| SHORT PROBLEM |
Identify the lines that contain the word "średniej", then copy them.

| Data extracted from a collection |
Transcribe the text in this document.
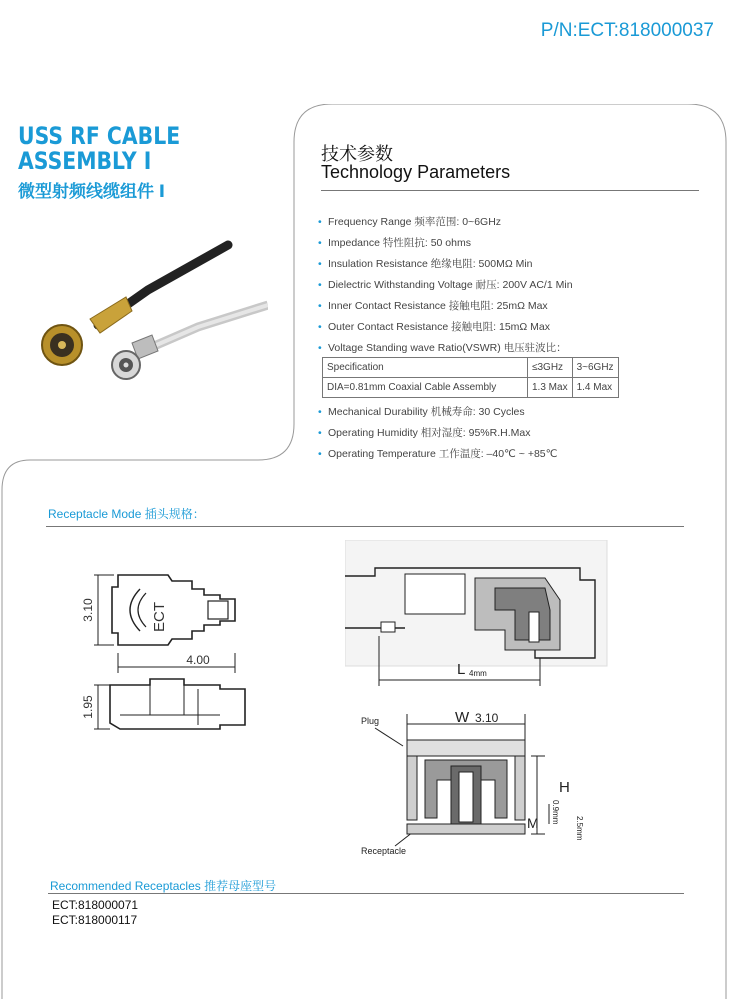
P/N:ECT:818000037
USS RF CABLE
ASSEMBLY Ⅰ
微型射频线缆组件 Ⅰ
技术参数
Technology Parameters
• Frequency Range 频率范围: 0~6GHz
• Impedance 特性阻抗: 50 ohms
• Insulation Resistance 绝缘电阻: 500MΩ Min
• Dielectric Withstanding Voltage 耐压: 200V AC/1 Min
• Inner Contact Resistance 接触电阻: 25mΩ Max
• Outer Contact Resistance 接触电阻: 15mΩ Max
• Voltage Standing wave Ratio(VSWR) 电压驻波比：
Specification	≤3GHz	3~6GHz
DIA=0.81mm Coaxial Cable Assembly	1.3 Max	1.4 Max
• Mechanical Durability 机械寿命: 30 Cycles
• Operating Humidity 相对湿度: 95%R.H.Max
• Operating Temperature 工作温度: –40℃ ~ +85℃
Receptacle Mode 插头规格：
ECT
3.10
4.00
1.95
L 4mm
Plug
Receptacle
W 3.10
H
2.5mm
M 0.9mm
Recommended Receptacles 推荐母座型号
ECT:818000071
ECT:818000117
--
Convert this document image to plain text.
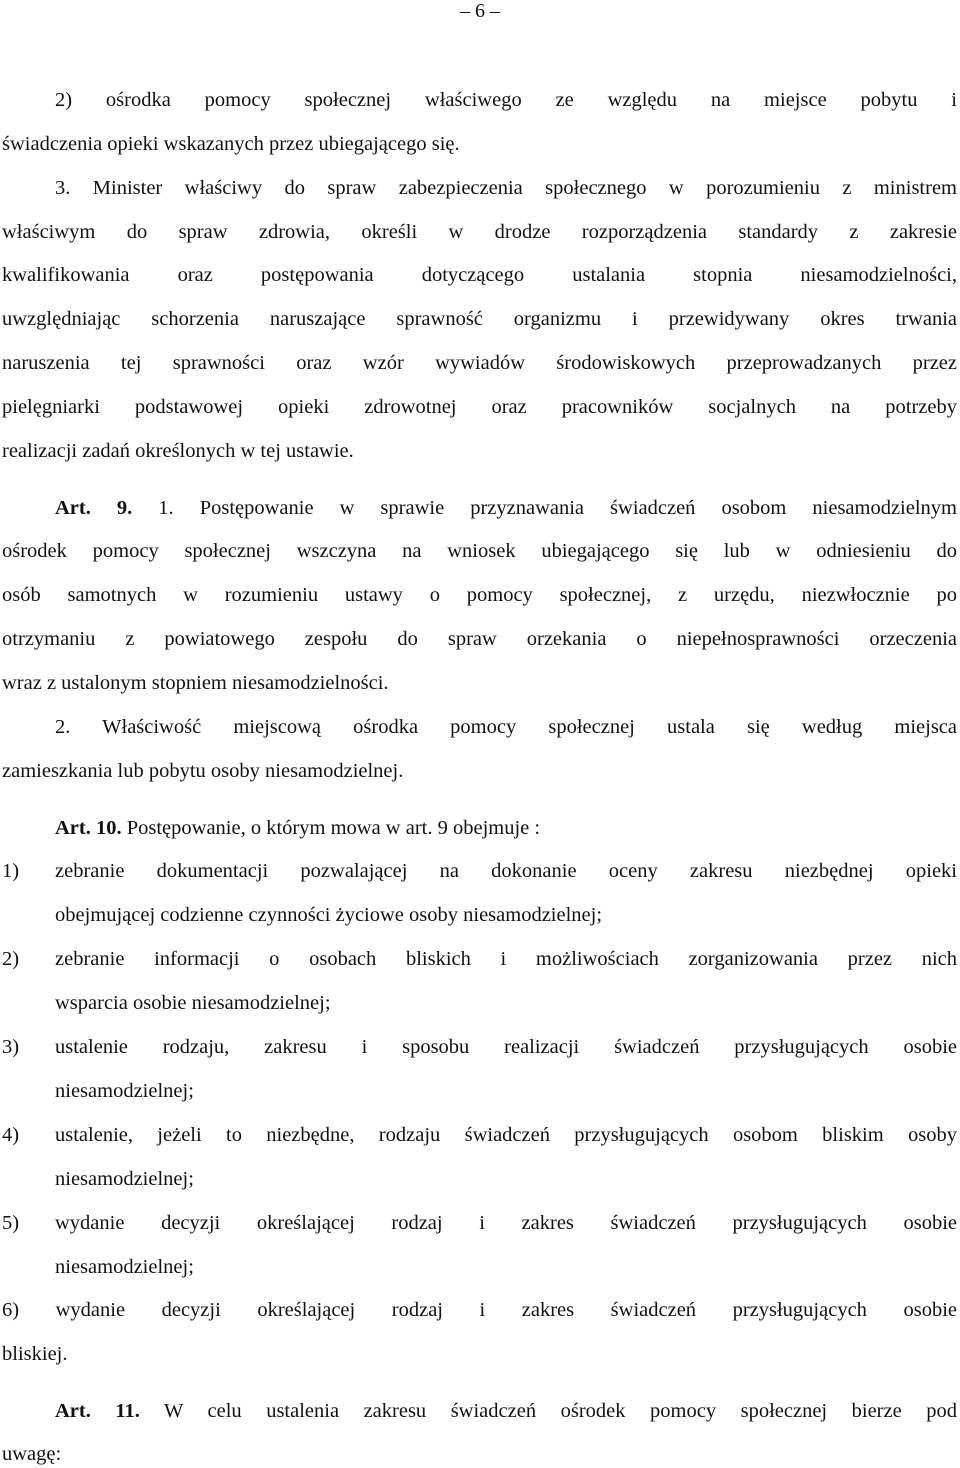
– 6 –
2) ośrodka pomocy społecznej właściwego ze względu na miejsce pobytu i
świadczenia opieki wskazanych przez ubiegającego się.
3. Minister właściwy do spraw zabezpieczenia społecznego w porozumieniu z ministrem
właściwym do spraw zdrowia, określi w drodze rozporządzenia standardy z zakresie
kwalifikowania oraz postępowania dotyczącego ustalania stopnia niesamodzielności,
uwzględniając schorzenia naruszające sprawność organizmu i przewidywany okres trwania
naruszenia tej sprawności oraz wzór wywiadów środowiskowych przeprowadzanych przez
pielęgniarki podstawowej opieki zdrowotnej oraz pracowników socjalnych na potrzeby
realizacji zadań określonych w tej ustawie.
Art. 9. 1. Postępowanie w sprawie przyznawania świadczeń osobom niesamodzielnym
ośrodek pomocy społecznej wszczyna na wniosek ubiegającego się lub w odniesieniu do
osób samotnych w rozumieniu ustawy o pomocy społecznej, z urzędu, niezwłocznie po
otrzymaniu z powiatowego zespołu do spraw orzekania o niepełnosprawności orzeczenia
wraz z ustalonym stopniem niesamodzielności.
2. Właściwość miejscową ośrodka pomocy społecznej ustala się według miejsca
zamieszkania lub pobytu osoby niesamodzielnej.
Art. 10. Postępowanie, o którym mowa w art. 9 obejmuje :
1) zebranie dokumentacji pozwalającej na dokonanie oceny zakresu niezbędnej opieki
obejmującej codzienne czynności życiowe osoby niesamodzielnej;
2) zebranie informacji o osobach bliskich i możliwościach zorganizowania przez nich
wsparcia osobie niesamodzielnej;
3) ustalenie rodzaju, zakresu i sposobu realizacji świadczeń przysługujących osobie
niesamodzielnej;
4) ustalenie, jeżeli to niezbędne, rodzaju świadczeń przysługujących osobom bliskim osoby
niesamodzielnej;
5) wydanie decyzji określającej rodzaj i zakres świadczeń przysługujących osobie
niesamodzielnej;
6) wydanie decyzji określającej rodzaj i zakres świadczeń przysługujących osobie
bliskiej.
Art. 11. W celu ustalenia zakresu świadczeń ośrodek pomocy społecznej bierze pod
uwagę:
--
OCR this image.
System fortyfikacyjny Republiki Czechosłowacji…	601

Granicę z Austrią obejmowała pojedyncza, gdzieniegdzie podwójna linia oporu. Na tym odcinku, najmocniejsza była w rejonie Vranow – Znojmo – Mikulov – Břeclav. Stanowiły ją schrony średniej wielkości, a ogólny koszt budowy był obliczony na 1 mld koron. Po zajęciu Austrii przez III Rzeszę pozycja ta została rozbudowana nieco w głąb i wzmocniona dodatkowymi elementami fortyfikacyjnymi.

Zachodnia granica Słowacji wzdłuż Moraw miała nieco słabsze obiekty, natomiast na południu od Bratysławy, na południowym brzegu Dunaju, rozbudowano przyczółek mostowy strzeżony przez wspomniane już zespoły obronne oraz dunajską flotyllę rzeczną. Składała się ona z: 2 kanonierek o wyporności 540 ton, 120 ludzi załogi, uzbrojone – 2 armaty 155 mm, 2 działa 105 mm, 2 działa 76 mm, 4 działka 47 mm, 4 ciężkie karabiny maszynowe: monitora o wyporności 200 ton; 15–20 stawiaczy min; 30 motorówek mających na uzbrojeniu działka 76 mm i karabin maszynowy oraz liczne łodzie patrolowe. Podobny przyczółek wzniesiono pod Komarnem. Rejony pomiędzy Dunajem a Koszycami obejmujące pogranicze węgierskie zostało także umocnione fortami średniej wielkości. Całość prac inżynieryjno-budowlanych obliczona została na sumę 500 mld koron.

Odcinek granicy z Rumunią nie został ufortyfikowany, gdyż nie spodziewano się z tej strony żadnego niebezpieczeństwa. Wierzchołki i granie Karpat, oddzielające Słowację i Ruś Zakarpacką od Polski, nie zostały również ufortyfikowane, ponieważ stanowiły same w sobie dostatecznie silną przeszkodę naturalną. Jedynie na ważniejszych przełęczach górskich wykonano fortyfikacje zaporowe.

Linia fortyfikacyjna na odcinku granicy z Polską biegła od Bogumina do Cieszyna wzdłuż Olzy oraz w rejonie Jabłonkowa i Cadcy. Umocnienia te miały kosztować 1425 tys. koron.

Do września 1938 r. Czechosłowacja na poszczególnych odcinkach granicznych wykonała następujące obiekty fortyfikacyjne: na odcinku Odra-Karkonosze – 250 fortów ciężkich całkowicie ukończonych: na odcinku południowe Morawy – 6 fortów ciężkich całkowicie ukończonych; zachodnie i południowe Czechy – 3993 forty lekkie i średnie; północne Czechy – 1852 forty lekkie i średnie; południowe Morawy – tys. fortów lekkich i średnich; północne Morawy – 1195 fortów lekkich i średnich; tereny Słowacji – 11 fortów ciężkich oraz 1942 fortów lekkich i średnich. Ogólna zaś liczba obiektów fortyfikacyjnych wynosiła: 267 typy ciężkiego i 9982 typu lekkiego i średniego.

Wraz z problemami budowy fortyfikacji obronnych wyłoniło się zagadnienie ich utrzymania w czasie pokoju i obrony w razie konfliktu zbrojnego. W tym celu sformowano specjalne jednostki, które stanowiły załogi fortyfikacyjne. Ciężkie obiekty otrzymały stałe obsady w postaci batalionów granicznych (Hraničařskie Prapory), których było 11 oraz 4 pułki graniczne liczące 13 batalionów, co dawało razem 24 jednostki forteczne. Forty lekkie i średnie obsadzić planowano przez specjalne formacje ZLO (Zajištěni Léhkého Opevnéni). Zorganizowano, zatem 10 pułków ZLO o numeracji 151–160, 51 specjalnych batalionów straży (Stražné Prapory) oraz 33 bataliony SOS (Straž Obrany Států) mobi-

| ANSWER FOR THIS EXERCISE |
Granicę z Austrią obejmowała pojedyncza, gdzieniegdzie podwójna linia oporu. Na tym odcinku, najmocniejsza była w rejonie Vranow – Znojmo – Mikulov – Břeclav. Stanowiły ją schrony średniej wielkości, a ogólny koszt budowy był obliczony na 1 mld koron. Po zajęciu Austrii przez III Rzeszę pozycja ta została rozbudowana nieco w głąb i wzmocniona dodatkowymi elementami fortyfikacyjnymi.
Zachodnia granica Słowacji wzdłuż Moraw miała nieco słabsze obiekty, natomiast na południu od Bratysławy, na południowym brzegu Dunaju, rozbudowano przyczółek mostowy strzeżony przez wspomniane już zespoły obronne oraz dunajską flotyllę rzeczną. Składała się ona z: 2 kanonierek o wyporności 540 ton, 120 ludzi załogi, uzbrojone – 2 armaty 155 mm, 2 działa 105 mm, 2 działa 76 mm, 4 działka 47 mm, 4 ciężkie karabiny maszynowe: monitora o wyporności 200 ton; 15–20 stawiaczy min; 30 motorówek mających na uzbrojeniu działka 76 mm i karabin maszynowy oraz liczne łodzie patrolowe. Podobny przyczółek wzniesiono pod Komarnem. Rejony pomiędzy Dunajem a Koszycami obejmujące pogranicze węgierskie zostało także umocnione fortami średniej wielkości. Całość prac inżynieryjno-budowlanych obliczona została na sumę 500 mld koron.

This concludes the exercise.